Extract each line of the records that contains the string "污染物名称", matching case exactly.

(Stored dataset items)
========

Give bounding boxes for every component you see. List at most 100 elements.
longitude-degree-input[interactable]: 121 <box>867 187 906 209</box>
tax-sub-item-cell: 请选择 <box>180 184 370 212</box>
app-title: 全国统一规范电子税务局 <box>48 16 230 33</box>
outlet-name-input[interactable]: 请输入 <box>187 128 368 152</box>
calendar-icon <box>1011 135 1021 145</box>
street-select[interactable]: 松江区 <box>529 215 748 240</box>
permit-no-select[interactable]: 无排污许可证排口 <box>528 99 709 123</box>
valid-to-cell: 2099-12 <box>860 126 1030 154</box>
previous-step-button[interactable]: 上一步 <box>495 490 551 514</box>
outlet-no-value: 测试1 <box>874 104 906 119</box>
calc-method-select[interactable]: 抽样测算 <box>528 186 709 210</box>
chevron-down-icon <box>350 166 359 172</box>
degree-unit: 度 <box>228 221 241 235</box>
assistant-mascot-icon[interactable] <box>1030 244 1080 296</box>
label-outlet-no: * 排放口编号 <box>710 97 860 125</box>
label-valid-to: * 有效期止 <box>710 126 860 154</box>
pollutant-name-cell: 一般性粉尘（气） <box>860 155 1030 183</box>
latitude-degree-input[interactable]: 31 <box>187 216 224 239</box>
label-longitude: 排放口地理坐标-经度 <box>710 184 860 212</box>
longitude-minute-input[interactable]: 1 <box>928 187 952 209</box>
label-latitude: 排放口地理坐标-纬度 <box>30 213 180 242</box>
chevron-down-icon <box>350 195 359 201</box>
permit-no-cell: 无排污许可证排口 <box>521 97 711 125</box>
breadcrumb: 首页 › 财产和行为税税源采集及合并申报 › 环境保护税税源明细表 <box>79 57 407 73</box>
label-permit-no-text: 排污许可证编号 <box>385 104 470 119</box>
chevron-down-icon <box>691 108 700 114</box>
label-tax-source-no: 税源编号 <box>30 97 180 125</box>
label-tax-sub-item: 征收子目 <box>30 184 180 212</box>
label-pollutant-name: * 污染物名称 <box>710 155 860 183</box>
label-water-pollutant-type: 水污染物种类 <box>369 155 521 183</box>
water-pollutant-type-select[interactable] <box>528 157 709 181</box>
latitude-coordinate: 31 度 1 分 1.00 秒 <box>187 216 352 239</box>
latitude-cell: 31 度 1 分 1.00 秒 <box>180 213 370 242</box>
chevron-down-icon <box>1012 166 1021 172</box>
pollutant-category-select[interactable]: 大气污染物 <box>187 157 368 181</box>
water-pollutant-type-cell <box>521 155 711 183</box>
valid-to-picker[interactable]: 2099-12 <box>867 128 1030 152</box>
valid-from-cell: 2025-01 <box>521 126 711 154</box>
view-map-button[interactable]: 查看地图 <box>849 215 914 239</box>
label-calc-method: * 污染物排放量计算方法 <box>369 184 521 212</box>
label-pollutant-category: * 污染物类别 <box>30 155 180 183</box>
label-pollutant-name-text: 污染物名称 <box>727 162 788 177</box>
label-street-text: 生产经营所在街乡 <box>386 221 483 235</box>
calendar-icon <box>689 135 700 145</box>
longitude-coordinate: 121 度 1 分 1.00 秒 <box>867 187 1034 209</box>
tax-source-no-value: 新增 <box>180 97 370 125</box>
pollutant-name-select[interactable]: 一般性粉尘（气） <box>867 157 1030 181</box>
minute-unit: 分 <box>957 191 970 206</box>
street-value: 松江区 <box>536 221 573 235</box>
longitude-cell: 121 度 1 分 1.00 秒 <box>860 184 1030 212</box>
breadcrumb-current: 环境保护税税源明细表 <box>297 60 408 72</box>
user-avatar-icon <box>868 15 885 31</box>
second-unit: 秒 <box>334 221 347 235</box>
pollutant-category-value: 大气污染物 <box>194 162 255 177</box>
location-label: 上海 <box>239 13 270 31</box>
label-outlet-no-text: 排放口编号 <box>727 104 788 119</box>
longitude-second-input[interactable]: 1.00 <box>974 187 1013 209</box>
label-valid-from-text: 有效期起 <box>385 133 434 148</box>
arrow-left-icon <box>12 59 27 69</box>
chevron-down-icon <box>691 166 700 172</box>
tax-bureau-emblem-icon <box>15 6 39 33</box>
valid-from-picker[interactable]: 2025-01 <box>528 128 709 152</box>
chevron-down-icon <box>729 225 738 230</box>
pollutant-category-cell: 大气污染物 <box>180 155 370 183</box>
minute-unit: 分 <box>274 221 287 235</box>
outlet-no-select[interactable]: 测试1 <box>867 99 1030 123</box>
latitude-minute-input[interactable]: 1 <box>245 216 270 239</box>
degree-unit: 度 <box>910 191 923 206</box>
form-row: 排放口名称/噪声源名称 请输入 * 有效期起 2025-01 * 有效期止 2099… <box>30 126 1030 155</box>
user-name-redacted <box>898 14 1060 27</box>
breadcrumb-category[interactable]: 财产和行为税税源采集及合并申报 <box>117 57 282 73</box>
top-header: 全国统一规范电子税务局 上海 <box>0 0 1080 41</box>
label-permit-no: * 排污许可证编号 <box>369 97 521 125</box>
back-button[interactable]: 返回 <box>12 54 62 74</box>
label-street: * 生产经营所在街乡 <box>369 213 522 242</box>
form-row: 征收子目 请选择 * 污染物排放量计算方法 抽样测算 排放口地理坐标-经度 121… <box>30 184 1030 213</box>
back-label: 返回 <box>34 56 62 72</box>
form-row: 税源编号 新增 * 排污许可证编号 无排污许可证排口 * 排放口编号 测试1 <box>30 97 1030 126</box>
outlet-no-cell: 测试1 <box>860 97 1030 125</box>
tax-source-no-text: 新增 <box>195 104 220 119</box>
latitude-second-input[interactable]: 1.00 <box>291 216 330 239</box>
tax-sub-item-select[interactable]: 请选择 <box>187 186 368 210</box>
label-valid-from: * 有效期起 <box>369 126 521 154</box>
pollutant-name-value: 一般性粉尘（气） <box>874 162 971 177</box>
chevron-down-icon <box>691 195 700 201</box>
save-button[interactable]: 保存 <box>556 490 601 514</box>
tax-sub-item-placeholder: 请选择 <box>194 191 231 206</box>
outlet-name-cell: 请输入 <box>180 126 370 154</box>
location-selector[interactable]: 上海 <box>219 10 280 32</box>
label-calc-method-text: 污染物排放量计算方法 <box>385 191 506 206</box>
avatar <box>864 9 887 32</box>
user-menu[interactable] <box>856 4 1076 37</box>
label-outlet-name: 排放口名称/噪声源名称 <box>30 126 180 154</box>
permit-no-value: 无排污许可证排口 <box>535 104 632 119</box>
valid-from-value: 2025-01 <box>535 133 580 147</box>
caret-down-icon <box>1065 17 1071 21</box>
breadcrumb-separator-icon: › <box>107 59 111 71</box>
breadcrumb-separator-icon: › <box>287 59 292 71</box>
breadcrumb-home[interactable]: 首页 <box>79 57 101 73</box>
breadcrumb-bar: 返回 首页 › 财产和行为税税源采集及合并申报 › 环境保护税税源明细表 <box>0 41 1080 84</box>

========

• [Answer to the exercise]:
label-pollutant-name: * 污染物名称 <box>710 155 860 183</box>
label-pollutant-name-text: 污染物名称 <box>727 162 788 177</box>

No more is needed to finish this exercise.